> **Records**
--- Begin ---
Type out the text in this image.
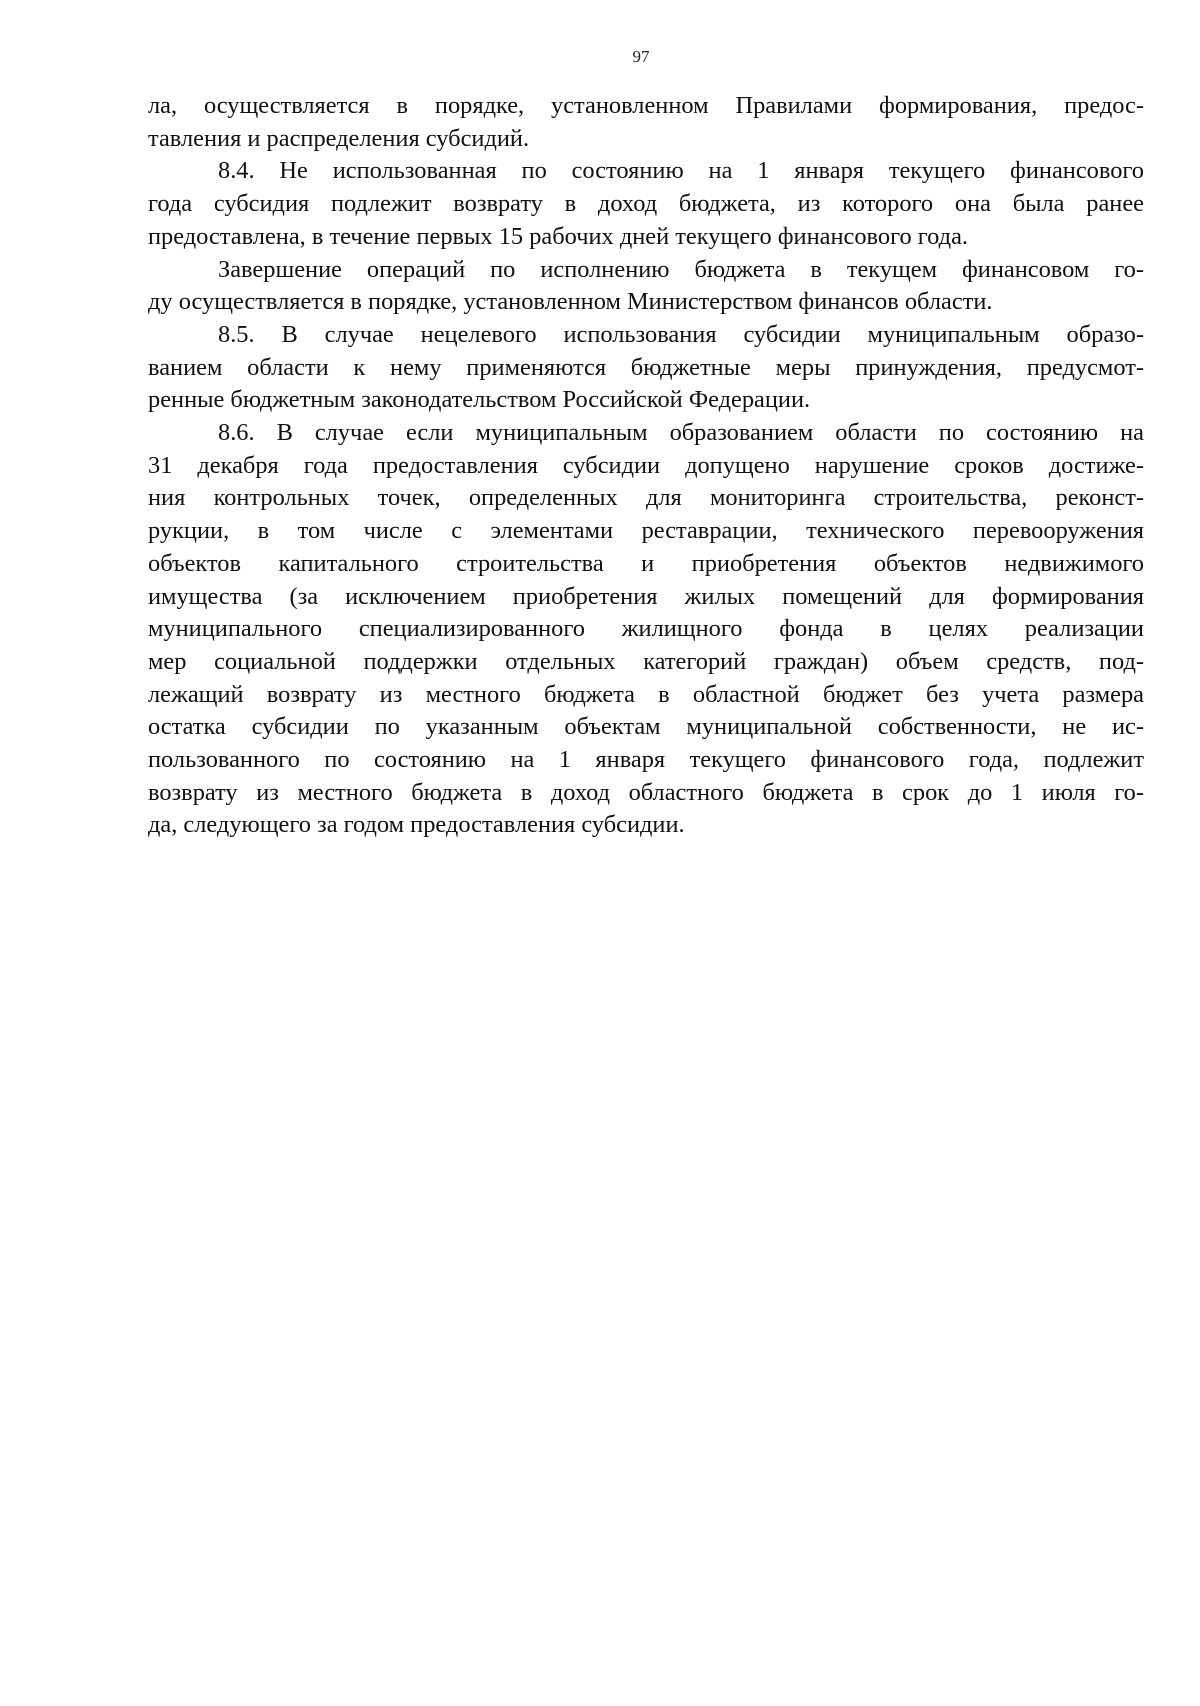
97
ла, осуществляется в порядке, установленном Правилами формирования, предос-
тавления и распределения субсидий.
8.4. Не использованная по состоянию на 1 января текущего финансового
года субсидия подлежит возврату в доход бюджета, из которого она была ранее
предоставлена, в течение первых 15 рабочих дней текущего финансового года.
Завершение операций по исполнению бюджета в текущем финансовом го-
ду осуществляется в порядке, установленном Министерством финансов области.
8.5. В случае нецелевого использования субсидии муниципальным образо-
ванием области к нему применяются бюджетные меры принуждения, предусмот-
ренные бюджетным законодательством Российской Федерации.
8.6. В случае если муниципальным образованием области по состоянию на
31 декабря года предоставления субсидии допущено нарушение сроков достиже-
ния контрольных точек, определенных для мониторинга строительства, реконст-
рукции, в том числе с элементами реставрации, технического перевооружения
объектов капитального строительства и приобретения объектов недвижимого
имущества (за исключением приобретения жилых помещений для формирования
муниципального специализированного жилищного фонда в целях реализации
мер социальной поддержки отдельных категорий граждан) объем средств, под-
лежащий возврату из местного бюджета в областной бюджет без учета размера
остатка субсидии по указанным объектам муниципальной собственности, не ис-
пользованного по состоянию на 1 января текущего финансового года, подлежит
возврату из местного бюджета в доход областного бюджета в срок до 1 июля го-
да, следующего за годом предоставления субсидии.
--- End ---
--- Begin ---
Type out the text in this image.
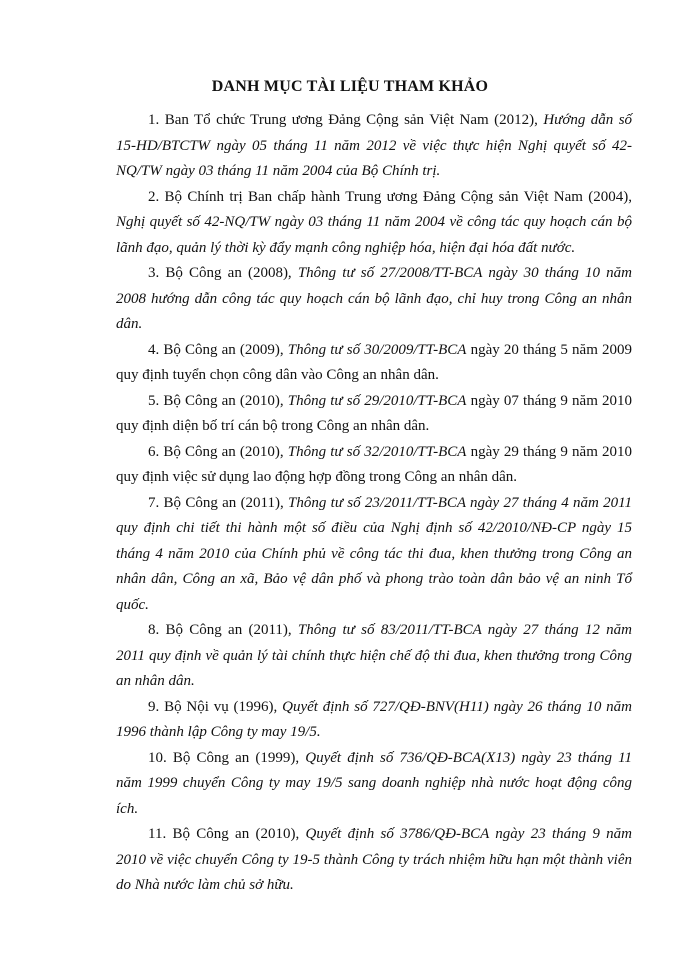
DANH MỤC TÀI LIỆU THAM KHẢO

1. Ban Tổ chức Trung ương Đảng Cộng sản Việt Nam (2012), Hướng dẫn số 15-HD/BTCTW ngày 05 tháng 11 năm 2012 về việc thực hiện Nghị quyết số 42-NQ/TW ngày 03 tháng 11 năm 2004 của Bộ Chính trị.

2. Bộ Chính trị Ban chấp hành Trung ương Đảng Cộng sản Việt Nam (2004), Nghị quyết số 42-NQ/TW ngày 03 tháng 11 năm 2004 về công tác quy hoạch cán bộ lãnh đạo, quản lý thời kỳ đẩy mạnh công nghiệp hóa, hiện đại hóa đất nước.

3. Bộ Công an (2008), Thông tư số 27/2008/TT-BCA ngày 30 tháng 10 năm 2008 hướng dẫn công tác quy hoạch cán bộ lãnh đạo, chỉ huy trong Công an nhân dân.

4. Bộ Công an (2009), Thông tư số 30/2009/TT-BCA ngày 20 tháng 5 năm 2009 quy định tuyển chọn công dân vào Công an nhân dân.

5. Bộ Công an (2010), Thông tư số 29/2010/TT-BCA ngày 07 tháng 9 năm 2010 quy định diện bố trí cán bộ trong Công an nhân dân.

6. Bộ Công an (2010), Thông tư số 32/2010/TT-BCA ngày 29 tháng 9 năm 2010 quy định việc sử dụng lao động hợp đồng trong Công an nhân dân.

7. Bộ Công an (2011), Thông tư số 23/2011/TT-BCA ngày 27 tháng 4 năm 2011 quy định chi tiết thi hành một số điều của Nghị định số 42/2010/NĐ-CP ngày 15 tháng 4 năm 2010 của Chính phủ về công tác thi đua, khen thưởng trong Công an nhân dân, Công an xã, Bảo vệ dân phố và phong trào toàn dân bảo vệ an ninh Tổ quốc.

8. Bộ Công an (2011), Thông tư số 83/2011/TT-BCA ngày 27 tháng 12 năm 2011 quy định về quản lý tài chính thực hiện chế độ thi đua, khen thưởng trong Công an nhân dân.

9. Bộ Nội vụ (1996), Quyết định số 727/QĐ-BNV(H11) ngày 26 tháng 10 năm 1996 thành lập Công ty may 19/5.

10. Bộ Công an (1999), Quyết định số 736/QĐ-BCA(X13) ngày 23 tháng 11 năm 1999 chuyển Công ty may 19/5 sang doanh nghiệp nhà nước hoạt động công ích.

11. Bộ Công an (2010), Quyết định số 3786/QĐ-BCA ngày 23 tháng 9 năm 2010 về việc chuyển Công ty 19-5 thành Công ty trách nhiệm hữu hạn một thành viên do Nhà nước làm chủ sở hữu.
--- End ---
--- Begin ---
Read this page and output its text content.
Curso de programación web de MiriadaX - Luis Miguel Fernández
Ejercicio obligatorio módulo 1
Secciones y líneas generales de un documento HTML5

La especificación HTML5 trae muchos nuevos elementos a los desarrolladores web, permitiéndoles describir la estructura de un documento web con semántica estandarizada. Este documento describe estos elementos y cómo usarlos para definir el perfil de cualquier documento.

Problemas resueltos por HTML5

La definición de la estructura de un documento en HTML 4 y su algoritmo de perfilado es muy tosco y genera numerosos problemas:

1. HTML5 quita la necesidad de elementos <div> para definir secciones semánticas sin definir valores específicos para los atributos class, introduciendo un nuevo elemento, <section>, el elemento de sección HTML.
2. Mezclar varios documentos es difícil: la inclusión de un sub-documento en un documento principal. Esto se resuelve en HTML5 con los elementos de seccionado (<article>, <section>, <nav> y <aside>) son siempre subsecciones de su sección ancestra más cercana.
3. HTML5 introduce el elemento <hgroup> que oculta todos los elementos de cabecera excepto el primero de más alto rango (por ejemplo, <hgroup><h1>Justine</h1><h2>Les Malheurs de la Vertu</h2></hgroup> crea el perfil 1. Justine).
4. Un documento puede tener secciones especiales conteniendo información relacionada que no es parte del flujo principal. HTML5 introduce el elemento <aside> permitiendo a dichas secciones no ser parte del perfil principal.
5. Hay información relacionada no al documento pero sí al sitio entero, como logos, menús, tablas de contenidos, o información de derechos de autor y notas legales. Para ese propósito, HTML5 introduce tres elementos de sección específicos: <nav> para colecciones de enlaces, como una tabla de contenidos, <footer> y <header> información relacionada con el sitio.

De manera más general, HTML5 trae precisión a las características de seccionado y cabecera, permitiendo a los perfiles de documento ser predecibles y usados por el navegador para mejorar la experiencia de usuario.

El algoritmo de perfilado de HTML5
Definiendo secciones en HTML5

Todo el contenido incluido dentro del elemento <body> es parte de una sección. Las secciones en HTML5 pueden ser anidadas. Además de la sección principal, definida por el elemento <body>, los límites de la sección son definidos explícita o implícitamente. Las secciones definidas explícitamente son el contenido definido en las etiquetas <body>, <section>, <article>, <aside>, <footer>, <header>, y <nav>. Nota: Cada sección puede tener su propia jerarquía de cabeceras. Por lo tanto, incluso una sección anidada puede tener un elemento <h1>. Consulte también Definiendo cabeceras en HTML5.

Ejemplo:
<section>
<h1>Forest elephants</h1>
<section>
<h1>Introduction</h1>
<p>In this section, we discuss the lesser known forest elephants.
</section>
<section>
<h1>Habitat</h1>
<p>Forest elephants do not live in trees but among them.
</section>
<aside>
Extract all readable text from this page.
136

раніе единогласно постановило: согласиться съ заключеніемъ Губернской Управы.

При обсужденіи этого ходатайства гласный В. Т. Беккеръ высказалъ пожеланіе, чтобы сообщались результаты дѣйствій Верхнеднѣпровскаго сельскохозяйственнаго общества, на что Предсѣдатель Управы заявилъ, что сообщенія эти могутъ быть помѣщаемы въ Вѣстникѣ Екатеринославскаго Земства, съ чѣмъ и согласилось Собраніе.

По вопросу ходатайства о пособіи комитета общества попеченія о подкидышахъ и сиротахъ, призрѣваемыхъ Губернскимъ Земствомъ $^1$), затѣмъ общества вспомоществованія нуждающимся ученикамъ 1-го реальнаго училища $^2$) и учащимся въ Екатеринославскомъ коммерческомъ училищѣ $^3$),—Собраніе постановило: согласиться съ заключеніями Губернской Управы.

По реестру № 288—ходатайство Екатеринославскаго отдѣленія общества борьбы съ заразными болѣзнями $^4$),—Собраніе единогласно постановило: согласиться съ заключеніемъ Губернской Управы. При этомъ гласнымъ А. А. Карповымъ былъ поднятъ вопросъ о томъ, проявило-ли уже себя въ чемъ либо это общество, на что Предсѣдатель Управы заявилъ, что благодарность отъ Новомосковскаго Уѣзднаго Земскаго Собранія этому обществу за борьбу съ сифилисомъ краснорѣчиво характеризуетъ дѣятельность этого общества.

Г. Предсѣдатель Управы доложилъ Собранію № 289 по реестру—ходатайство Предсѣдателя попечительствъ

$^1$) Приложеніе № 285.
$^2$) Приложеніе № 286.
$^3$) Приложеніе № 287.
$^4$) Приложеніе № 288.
--- End ---
> **Written exercise**
Take every line from the records above that has the word "текущего" and copy it.

> **Final answer**
8.4. Не использованная по состоянию на 1 января текущего финансового
предоставлена, в течение первых 15 рабочих дней текущего финансового года.
пользованного по состоянию на 1 января текущего финансового года, подлежит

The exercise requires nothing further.